** START OF DOCUMENT EXTRACT **

By Christopher Brown-Humes et al, 28 February 2007

'Everything is made in China nowdays' seems to sum it up.B

FT.COMShares plummet on fears of global slowdown

By Christopher Brown-Humes in London, Geoff Dyer in Shanghai and  Michael Mackenzie in New YorkPublished: February 27 2007 09:24 | Last updated: February 27 2007 21:10

US stocks suffered their steepest drop since markets reopened  following the September 11 attacks in 2001, after the biggest fall in  Chinese shares for a decade and slides in other global stock markets  triggered a sharp rise in risk aversion.

The Dow Jones Industrial Average was down more than 500 points at one  stage on Tuesday afternoon as concerns over Iran, worries about the  US subprime mortgage market and a warning from Alan Greenspan, former  chairman of the Federal Reserve, about a possible US recession  punctured recent market optimism. There was a sell-off in higher risk  credit markets and a rising yen signalled the beginnings of an  unwinding of the global carry trade, where investors borrow in  currencies with low interest rates to buy higher-yielding assets  elsewhere.

Mainland Chinese shares fell nearly 9 per cent amid fears that the  authorities were planning a crackdown to cool the market’s  exuberance. Traders said it was highly unusual for events in Chinese  markets to have a global impact, but saw it as a sign of China’s  increasing influence on the global economy.

“This goes to show that everything is made in China these days,” said  Tim Bond at Barclays Capital, the investment bank.

The FTSE Eurofirst 300 index dropped 2.86 per cent – its biggest  daily fall for four years – while the FTSE 100 index fell 2.31 per  cent, its largest fall since June.

On Wall Street, the Dow Jones Industrial Average was 3.2 per cent, or  400 points, lower in late afternoon trade, after the New York Stock  Exchange had introduced trading curbs – the first time computer  trading had been limited since July. The S&P 500 index was also down  3.2 per cent.

Leading emerging markets were among the hardest hit, with Turkish  shares falling 4.5 per cent, Russia’s RTS index down 3.3 per cent and  Brazil’s Bovespa index off 6.6 per cent.

“Markets that have risen faster than others will face a sharper  decline as hedge funds reduce their exposure,” said Mary Ann Bartels,  chief US market analyst at Merrill Lynch.

The global sell-off was aggravated by a weaker-than-expected 7.8 per  cent fall in US durable goods orders in January, although that was  partly offset by more positive news on consumer confidence and  housing. There was a flight to safety in bond markets, with yields on  10-year US Treasuries falling 13 basis points to 4.499 per cent.  European junk-rated credit saw one of the biggest one-day rises in  the cost of protection for such debt that the derivatives markets  have seen.

The Japanese yen and the Swiss franc – the main funding currencies  for the global carry trade – made strong gains.

Bob Parker, deputy chairman of Credit Suisse Asset Management, said:  “This is going to be more than just a one-day event and could go on  for a few weeks. But it’s not the start of a one-year bear market  trend.”

Simon Hayley, senior international economist at Capital Economics,  said: “If today’s global sell-off tells us anything, it is that  sentiment in developed markets is fragile.”

** END OF DOCUMENT EXTRACT **

### DIRECTION 1
For each statement, say whether the market sell-off article agrees, and quote its deciding words: (a) Mainland Chinese shares fell nearly 9 percent. (b) Brazil's Bovespa index fell 4.5 percent. (c) The Japanese yen and the Swiss franc made strong gains.
The records that come next are from a source unrelated to the market sell-off article.

** START OF AVAILABLE DATA **

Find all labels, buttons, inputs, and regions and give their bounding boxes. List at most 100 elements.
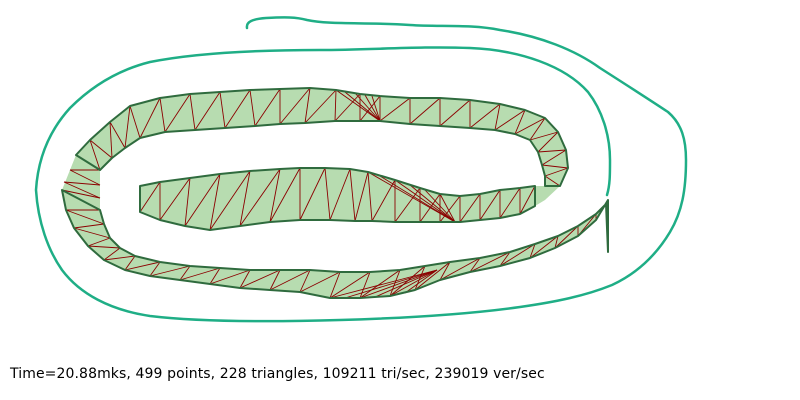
triangle-edge	[149, 261, 161, 277]
triangle-edge	[209, 173, 221, 231]
triangle-edge	[359, 95, 381, 122]
triangle-edge	[459, 193, 481, 223]
triangle-edge	[409, 97, 441, 125]
triangle-edge	[494, 103, 501, 131]
triangle-edge	[394, 179, 456, 223]
triangle-edge	[354, 171, 369, 222]
triangle-edge	[209, 267, 221, 285]
triangle-edge	[219, 91, 226, 129]
triangle-edge	[299, 167, 326, 221]
triangle-edge	[414, 265, 426, 291]
triangle-edge	[254, 88, 281, 127]
triangle-edge	[139, 181, 161, 213]
triangle-edge	[541, 149, 567, 166]
triangle-edge	[469, 251, 511, 273]
triangle-edge	[184, 173, 221, 227]
polygon-border-upper	[75, 87, 569, 187]
status-line: Time=20.88mks, 499 points, 228 triangles…	[10, 366, 545, 382]
triangle-edge	[439, 257, 481, 281]
triangle-edge	[304, 87, 311, 124]
triangulation-canvas	[34, 16, 688, 323]
triangle-edge	[103, 255, 136, 261]
triangle-edge	[61, 189, 101, 199]
triangle-edge	[379, 175, 456, 223]
triangle-edge	[344, 91, 381, 122]
triangle-edge	[469, 257, 481, 273]
triangle-edge	[409, 184, 456, 223]
freehand-outline-curve	[34, 16, 688, 323]
triangle-edge	[371, 179, 396, 222]
triangle-edge	[129, 105, 141, 139]
triangle-edge	[414, 261, 451, 291]
triangle-edge	[269, 167, 301, 223]
triangle-edge	[159, 177, 191, 221]
triangle-edge	[479, 189, 501, 221]
triangle-edge	[529, 243, 536, 259]
triangle-edge	[249, 89, 256, 127]
triangle-edge	[344, 269, 438, 299]
triangle-edge	[324, 167, 331, 221]
triangle-edge	[124, 105, 131, 149]
triangle-edge	[537, 131, 559, 153]
triangle-edge	[374, 269, 438, 298]
triangle-fan-middle	[367, 171, 456, 223]
triangle-edge	[554, 235, 559, 249]
triangle-edge	[499, 187, 521, 219]
triangle-edge	[89, 139, 113, 159]
triangle-edge	[89, 139, 101, 171]
triangle-edge	[139, 97, 161, 139]
triangle-edge	[63, 181, 101, 186]
triangle-edge	[164, 93, 191, 133]
triangle-edge	[239, 269, 281, 289]
triangle-edge	[299, 271, 341, 293]
triangle-edge	[519, 185, 536, 215]
triangle-edge	[367, 171, 373, 222]
triangle-edge	[329, 269, 438, 299]
triangle-edge	[529, 131, 559, 141]
triangle-edge	[63, 181, 101, 199]
triangle-edge	[334, 89, 337, 122]
polygon-fill-upper	[76, 88, 568, 186]
triangle-edge	[189, 93, 196, 131]
triangle-edge	[469, 103, 501, 129]
triangle-edge	[269, 269, 281, 291]
triangle-edge	[439, 195, 461, 223]
triangle-edge	[329, 271, 341, 299]
triangle-edge	[159, 97, 166, 133]
triangle-edge	[73, 223, 105, 229]
triangle-edge	[379, 97, 411, 122]
triangle-edge	[404, 269, 438, 294]
triangle-edge	[389, 269, 438, 297]
triangle-edge	[439, 261, 451, 281]
triangle-edge	[329, 271, 371, 299]
triangle-edge	[209, 170, 251, 231]
triangle-edge	[354, 92, 381, 122]
triangle-edge	[367, 171, 456, 223]
polygon-fill-middle	[140, 168, 535, 230]
triangle-edge	[109, 121, 126, 149]
triangle-edge	[371, 95, 381, 122]
triangle-edge	[499, 243, 536, 267]
triangle-edge	[304, 89, 337, 124]
triangle-edge	[269, 269, 311, 291]
triangle-edge	[65, 209, 105, 225]
triangle-edge	[179, 265, 191, 281]
triangle-edge	[109, 121, 113, 159]
triangle-edge	[494, 109, 526, 131]
triangle-edge	[359, 269, 438, 299]
triangle-edge	[124, 255, 136, 271]
triangle-edge	[103, 247, 121, 261]
triangle-edge	[239, 269, 251, 289]
triangle-edge	[364, 94, 381, 122]
triangle-edge	[537, 149, 567, 153]
triangle-edge	[184, 177, 191, 227]
triangle-edge	[514, 109, 526, 135]
triangle-edge	[439, 193, 456, 223]
triangle-edge	[224, 89, 251, 129]
triangle-edge	[541, 164, 569, 169]
triangle-edge	[149, 265, 191, 277]
triangle-edge	[334, 93, 361, 122]
triangle-edge	[194, 91, 221, 131]
triangle-edge	[554, 225, 579, 249]
triangle-edge	[439, 99, 471, 127]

** END OF AVAILABLE DATA **

### DIRECTION 2
In the records, swap "triangle-edge" for "mesh-edge" in the part that opens with the line containing "261, 161, 277]" and closes with the line containing "267, 221, 285]". Give only those lines, with everything else left as is.

### PROBLEM SOLUTION 1
(a) Yes: "Mainland Chinese shares fell nearly 9 per cent"
(b) No: "Brazil’s Bovespa index off 6.6 per cent"
(c) Yes: "made strong gains"

### PROBLEM SOLUTION 2
mesh-edge	[149, 261, 161, 277]
mesh-edge	[209, 173, 221, 231]
mesh-edge	[359, 95, 381, 122]
mesh-edge	[459, 193, 481, 223]
mesh-edge	[409, 97, 441, 125]
mesh-edge	[494, 103, 501, 131]
mesh-edge	[394, 179, 456, 223]
mesh-edge	[354, 171, 369, 222]
mesh-edge	[209, 267, 221, 285]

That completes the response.